● DATA ENTRIES
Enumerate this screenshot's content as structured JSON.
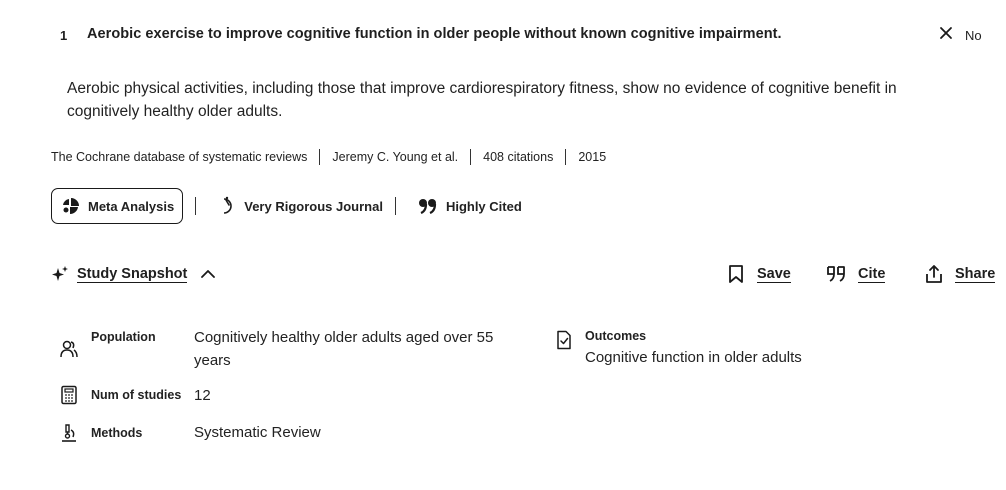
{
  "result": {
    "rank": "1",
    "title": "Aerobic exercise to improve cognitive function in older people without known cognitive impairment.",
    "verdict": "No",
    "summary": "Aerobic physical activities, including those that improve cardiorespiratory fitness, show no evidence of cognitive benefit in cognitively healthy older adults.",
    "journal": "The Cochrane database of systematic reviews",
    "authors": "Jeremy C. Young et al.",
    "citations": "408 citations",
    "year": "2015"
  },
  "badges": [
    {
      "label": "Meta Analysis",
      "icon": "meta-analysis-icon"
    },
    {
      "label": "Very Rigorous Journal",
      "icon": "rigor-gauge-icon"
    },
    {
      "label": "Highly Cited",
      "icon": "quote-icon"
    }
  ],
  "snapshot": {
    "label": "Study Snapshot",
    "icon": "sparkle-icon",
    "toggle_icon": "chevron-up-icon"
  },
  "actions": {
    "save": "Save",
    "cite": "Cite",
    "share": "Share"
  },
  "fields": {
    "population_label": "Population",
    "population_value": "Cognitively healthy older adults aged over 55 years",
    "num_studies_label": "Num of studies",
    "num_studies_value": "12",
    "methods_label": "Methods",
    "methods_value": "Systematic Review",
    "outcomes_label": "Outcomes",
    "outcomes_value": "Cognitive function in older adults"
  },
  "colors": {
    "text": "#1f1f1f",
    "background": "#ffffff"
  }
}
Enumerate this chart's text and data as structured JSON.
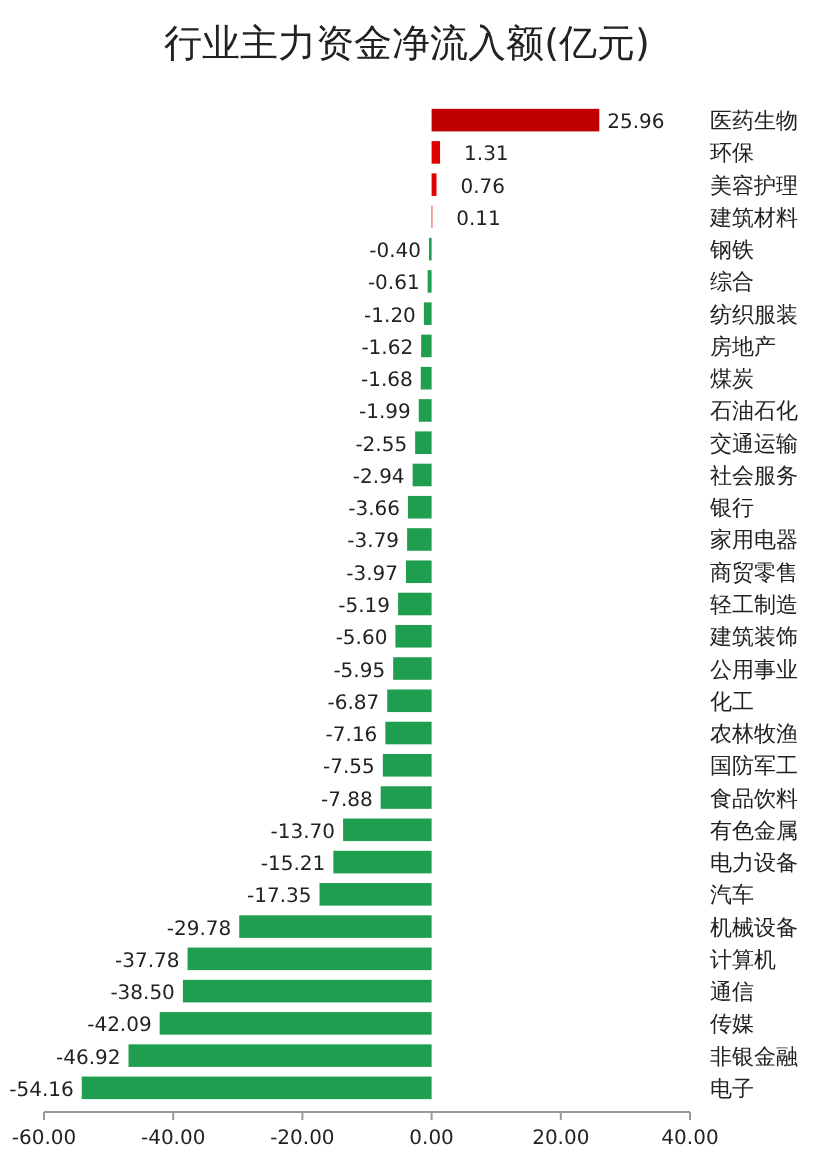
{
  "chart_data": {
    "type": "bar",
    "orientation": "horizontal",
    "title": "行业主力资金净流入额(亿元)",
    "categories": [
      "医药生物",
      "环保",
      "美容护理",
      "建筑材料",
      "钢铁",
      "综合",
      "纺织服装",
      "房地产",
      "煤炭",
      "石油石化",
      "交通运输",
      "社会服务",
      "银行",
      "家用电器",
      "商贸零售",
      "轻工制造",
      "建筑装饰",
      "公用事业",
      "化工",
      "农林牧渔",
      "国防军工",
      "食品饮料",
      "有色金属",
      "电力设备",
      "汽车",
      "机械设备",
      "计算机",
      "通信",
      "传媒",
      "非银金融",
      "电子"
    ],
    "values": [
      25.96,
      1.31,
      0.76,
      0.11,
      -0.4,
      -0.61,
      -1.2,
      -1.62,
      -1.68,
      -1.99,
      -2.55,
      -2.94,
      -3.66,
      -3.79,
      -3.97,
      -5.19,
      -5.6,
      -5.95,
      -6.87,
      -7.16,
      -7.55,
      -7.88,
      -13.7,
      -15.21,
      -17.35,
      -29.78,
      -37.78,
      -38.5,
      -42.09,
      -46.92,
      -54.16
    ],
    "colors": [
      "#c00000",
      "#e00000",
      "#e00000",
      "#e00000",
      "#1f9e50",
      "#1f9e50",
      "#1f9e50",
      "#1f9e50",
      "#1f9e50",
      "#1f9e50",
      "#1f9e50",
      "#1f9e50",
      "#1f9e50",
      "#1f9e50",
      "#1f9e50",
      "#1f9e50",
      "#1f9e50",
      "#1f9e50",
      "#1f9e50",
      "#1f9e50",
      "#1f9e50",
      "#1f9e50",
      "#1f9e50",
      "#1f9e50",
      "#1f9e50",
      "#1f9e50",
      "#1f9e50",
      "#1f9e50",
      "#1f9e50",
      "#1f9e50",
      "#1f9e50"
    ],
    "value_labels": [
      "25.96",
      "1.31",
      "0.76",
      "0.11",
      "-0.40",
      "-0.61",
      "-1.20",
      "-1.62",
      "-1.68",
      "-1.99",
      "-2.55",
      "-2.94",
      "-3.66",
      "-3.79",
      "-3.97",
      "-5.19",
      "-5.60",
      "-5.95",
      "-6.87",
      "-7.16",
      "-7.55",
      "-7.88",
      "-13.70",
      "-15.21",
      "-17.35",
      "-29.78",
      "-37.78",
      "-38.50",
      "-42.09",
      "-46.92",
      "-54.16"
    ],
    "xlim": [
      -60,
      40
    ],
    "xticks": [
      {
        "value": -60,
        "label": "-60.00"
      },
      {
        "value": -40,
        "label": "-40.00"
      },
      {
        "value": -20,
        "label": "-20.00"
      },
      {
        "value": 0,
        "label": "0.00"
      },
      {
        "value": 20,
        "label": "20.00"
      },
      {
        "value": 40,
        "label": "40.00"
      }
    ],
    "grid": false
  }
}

● STATED TASK
The word "older" may appear on some lines. Report how many lines hold it, giving the number alone.

● SOLUTION FOR THIS EXERCISE
4